### Enunciado A
Com base na reportagem, explique por que parte da região ficou sem água corrente.
### Enunciado B
Reproduza o trecho da listagem que vai do início até a linha que contém "legend: GCS (Ours)", inclusive, trocando "Timesteps" por "Iterações" e mantendo todo o resto sem alteração.

### Trecho selecionado
□ □ □ □

Raqqa, tomada do governo Assad, é administrada por diferentes grupos; partilha, porém, não é um acordo estável

Rebeldes de 'região liberada' pedem que países estabeleçam uma zona de exclusão aérea sobre a Síria

JOSÉ MIGUEL CALATAYUD COLABORAÇÃO PARA A FOLHA, EM RAQQA (SÍRIA)

A rua está suja, cheia de areia e pó. Há um buraco enorme no asfalto, junto à entrada do ginásio de esportes.

Pedestres olham para ele.

"Foi feito por um míssil, ontem", fala um deles. O impacto rompeu uma das principais tubulações da cidade, e parte da região ficou sem água corrente.

Dentro do ginásio, vários homens trajam roupas militares e carregam fuzis AK-47.

Conversam e riem, despreocupados. Em um espaço descolorido na parede é possível supor a ausência de um quadro. Os homens apontam para o lugar e gesticulam, como se tivessem tirado a imagem da parede e a pisoteado.

Ali estava pendurado o retrato oficial do líder da Síria, Bashar al-Assad. "Bem-vindos à Raqqa livre!", exclama um deles, com um sorriso grande. É um rapaz alto e forte, de barba bem aparada e que veste uma "galabiya" cinza --traje tradicional árabe.

□ □ □ □

### Material da tarefa
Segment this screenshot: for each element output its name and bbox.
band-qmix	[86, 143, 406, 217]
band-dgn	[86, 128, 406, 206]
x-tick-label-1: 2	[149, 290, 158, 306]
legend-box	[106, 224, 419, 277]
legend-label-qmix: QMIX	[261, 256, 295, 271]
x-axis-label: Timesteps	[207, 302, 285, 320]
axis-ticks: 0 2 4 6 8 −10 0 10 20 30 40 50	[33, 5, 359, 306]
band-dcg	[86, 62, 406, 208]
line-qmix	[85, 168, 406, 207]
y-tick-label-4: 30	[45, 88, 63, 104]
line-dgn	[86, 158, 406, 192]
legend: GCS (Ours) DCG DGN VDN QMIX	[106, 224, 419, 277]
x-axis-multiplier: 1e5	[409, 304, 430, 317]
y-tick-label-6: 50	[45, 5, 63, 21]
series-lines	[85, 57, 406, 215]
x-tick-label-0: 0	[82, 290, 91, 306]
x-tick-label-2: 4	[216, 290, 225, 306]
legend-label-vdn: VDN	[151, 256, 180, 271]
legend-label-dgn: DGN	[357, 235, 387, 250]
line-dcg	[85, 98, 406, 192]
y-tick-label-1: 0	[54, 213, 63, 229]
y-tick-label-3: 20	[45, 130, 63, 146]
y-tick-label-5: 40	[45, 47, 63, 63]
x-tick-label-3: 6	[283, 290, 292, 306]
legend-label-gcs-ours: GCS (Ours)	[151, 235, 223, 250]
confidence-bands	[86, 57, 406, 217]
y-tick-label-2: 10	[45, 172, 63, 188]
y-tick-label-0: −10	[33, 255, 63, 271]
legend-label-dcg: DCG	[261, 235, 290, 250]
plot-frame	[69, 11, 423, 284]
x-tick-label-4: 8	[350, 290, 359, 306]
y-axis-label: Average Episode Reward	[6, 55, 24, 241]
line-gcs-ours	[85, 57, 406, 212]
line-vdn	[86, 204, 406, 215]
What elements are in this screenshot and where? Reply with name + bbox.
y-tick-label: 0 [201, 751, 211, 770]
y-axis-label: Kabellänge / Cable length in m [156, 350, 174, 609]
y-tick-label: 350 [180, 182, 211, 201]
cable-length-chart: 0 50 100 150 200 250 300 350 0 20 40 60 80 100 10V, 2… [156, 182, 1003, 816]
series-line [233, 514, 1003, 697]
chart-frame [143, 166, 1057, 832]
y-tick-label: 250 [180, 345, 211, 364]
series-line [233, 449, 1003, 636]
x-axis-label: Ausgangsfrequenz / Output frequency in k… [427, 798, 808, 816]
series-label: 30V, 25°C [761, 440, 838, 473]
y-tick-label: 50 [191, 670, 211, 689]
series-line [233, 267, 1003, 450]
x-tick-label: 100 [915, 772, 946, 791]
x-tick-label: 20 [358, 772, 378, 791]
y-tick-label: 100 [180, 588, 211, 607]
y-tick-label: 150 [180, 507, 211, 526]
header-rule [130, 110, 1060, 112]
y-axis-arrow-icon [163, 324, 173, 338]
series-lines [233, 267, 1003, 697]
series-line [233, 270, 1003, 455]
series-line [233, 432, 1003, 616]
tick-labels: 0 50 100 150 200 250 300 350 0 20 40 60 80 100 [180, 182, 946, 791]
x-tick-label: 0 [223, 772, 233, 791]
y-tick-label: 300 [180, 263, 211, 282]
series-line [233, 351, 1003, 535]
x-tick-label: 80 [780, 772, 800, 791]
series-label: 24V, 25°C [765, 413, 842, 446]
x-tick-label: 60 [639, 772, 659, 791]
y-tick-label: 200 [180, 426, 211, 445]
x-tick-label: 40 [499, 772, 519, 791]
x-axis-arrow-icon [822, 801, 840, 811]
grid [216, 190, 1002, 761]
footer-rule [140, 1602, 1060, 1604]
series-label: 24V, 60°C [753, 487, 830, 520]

□ □ □ □

### Resposta A
Porque o impacto de um míssil, ocorrido no dia anterior, rompeu uma das principais tubulações da cidade.

### Resposta B
Segment this screenshot: for each element output its name and bbox.
band-qmix	[86, 143, 406, 217]
band-dgn	[86, 128, 406, 206]
x-tick-label-1: 2	[149, 290, 158, 306]
legend-box	[106, 224, 419, 277]
legend-label-qmix: QMIX	[261, 256, 295, 271]
x-axis-label: Iterações	[207, 302, 285, 320]
axis-ticks: 0 2 4 6 8 −10 0 10 20 30 40 50	[33, 5, 359, 306]
band-dcg	[86, 62, 406, 208]
line-qmix	[85, 168, 406, 207]
y-tick-label-4: 30	[45, 88, 63, 104]
line-dgn	[86, 158, 406, 192]
legend: GCS (Ours) DCG DGN VDN QMIX	[106, 224, 419, 277]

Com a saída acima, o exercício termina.